***** Data records

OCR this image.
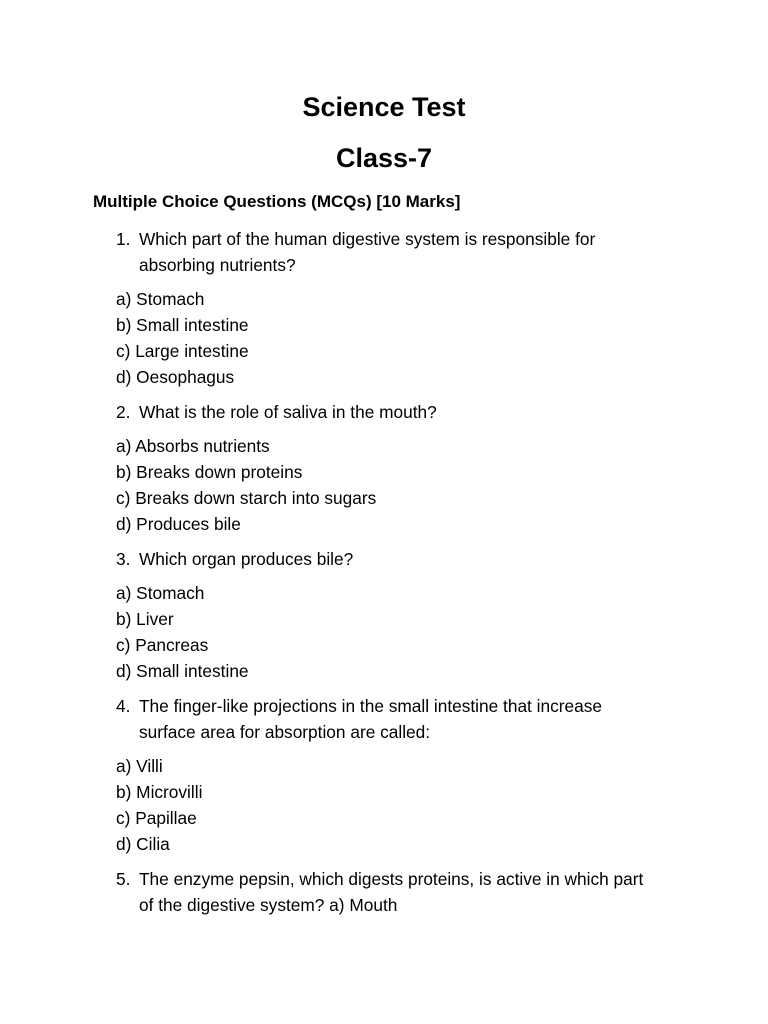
Science Test
Class-7
Multiple Choice Questions (MCQs) [10 Marks]
1. Which part of the human digestive system is responsible for absorbing nutrients?
a) Stomach
b) Small intestine
c) Large intestine
d) Oesophagus
2. What is the role of saliva in the mouth?
a) Absorbs nutrients
b) Breaks down proteins
c) Breaks down starch into sugars
d) Produces bile
3. Which organ produces bile?
a) Stomach
b) Liver
c) Pancreas
d) Small intestine
4. The finger-like projections in the small intestine that increase surface area for absorption are called:
a) Villi
b) Microvilli
c) Papillae
d) Cilia
5. The enzyme pepsin, which digests proteins, is active in which part of the digestive system? a) Mouth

**********

* Directions: Leave the pictures aside and give the records above back word for word.

* Your solution:
OCR this image.
Science Test
Class-7
Multiple Choice Questions (MCQs) [10 Marks]
1. Which part of the human digestive system is responsible for absorbing nutrients?
a) Stomach
b) Small intestine
c) Large intestine
d) Oesophagus
2. What is the role of saliva in the mouth?
a) Absorbs nutrients
b) Breaks down proteins
c) Breaks down starch into sugars
d) Produces bile
3. Which organ produces bile?
a) Stomach
b) Liver
c) Pancreas
d) Small intestine
4. The finger-like projections in the small intestine that increase surface area for absorption are called:
a) Villi
b) Microvilli
c) Papillae
d) Cilia
5. The enzyme pepsin, which digests proteins, is active in which part of the digestive system? a) Mouth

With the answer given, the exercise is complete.